BEGIN Dataset content
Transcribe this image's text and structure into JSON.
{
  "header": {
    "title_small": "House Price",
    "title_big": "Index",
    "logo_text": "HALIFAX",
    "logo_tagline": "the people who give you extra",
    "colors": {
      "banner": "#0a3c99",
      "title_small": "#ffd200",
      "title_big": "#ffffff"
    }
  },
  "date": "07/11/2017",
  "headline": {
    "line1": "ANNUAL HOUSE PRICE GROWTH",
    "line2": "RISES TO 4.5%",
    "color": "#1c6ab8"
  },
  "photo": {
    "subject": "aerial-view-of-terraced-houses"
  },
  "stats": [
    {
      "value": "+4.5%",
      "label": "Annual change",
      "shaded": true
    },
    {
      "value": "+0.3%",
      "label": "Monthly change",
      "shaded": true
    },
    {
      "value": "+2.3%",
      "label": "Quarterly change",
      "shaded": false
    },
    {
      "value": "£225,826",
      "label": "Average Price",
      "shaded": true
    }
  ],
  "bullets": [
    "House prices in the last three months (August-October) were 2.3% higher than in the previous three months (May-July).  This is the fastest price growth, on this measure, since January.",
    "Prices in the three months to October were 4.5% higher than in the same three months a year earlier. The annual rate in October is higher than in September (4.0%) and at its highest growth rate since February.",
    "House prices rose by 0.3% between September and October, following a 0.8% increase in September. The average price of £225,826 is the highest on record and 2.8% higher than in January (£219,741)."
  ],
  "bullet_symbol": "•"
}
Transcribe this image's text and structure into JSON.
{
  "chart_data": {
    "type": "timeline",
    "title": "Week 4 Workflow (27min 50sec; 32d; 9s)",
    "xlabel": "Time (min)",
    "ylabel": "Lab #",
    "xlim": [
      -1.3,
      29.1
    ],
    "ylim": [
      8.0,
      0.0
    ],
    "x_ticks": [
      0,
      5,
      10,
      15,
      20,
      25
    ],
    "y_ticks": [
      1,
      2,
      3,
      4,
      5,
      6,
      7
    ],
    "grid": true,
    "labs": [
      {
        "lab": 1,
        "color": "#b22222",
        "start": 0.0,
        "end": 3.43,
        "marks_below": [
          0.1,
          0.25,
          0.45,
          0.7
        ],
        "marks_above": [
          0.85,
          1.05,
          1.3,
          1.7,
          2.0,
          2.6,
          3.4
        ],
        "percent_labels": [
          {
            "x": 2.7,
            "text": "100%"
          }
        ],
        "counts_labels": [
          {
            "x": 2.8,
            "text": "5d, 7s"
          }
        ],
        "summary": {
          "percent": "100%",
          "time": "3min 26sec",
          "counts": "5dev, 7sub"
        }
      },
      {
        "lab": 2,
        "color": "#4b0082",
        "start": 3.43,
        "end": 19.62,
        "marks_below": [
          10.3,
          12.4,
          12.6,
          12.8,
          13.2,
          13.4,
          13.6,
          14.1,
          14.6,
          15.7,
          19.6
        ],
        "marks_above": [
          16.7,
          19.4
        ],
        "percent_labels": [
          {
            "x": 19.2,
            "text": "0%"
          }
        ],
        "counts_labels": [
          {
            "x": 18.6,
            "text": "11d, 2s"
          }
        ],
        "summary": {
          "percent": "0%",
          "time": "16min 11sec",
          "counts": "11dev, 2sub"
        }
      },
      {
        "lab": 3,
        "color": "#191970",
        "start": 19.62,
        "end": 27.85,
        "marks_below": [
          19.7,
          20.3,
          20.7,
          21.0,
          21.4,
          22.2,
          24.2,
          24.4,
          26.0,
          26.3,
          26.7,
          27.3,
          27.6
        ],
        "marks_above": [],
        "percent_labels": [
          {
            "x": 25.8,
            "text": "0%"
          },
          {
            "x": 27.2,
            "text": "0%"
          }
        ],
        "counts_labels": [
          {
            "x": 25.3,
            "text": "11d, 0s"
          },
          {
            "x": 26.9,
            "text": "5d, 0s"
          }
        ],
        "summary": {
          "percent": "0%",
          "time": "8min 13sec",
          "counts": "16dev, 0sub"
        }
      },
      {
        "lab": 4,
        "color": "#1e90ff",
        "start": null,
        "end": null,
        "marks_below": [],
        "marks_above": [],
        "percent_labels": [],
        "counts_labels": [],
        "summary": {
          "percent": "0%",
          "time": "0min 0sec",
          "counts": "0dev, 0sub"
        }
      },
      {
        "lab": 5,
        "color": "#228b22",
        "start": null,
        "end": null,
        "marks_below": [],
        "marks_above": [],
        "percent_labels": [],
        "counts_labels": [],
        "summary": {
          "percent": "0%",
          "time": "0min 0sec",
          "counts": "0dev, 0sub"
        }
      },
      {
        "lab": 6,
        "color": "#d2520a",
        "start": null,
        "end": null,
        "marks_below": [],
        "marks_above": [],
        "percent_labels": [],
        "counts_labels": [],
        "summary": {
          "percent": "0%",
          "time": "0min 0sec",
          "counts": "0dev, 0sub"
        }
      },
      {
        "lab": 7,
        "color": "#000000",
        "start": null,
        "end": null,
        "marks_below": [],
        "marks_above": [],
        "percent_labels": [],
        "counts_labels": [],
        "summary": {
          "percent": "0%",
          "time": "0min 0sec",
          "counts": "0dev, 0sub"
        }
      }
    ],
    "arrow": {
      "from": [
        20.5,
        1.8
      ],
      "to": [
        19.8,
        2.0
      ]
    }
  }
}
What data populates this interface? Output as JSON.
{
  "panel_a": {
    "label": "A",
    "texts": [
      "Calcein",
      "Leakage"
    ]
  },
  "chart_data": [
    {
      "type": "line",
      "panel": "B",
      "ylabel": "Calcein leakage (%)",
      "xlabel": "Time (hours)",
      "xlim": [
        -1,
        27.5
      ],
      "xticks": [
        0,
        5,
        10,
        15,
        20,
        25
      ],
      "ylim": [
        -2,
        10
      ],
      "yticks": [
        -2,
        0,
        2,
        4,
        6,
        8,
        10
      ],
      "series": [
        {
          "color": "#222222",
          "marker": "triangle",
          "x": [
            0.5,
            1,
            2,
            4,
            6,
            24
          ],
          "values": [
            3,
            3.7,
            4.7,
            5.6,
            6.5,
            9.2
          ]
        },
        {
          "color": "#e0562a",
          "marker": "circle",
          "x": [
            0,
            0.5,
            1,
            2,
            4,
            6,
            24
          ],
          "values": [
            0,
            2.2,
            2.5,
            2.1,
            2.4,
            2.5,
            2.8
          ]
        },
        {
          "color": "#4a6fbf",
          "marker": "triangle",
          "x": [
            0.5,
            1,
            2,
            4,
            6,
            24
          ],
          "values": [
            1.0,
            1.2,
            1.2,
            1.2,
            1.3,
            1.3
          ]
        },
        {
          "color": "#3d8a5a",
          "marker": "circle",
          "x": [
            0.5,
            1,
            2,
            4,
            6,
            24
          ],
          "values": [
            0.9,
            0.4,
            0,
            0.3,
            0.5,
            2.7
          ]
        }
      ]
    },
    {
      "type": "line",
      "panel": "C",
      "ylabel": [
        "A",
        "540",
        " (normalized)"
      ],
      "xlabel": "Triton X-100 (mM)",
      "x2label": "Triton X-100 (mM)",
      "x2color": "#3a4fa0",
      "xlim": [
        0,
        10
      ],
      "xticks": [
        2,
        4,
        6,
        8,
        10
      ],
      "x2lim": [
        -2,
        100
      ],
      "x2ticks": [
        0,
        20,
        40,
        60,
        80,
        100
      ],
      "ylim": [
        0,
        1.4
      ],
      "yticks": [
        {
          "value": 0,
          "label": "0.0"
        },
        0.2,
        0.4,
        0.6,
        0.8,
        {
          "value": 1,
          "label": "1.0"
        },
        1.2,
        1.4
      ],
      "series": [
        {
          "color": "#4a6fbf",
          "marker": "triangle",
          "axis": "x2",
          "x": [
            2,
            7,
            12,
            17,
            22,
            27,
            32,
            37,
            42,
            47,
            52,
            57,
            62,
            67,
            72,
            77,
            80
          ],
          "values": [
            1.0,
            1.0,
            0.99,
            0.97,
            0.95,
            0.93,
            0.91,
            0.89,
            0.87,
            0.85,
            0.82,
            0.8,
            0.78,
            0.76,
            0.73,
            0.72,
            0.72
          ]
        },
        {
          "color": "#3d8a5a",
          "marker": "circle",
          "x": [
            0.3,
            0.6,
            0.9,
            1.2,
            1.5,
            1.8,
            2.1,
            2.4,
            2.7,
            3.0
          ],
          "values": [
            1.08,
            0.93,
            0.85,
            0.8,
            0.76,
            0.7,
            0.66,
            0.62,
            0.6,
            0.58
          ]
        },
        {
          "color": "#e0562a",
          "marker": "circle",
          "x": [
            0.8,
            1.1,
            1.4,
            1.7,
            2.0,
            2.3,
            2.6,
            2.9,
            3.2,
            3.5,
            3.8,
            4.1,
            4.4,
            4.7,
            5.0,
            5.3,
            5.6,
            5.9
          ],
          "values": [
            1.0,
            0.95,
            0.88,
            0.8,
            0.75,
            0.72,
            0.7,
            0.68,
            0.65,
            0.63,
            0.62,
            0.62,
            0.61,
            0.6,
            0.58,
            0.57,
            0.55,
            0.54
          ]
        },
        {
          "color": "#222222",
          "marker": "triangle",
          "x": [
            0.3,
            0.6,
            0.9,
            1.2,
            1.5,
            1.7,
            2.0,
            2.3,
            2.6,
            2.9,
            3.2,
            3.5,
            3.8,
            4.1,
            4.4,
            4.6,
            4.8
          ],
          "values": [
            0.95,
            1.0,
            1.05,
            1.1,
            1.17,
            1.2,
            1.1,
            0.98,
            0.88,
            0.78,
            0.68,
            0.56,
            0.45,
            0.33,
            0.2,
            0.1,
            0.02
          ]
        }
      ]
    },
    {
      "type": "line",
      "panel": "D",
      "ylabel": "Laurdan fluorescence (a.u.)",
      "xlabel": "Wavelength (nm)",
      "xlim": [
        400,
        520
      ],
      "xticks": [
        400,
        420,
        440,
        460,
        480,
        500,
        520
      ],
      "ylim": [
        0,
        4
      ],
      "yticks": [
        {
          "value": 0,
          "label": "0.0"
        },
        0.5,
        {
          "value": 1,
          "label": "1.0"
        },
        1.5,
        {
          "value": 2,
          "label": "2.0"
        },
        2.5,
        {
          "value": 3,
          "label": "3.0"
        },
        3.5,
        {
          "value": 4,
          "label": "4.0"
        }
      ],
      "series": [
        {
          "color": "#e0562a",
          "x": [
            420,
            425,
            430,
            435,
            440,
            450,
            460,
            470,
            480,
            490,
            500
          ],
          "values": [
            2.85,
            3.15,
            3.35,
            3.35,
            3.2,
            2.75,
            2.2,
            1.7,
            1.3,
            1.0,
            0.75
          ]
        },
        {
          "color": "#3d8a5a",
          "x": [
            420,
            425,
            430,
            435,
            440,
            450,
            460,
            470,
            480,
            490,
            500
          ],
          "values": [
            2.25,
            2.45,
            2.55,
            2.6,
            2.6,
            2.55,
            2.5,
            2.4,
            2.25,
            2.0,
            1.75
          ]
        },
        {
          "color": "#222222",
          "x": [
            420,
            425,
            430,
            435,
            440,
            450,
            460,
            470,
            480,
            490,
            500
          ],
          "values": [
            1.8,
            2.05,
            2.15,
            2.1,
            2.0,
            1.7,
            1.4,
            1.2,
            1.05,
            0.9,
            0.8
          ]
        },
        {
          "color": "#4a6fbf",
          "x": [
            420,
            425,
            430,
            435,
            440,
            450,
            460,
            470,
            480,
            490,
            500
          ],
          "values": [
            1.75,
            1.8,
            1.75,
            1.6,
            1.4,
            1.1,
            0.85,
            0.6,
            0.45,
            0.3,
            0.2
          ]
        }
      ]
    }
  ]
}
END Dataset content
--- Exercise directions ---
Find the lines with the string "highest" and reproduce them.

--- Result of the exercise ---
    "Prices in the three months to October were 4.5% higher than in the same three months a year earlier. The annual rate in October is higher than in September (4.0%) and at its highest growth rate since February.",
    "House prices rose by 0.3% between September and October, following a 0.8% increase in September. The average price of £225,826 is the highest on record and 2.8% higher than in January (£219,741)."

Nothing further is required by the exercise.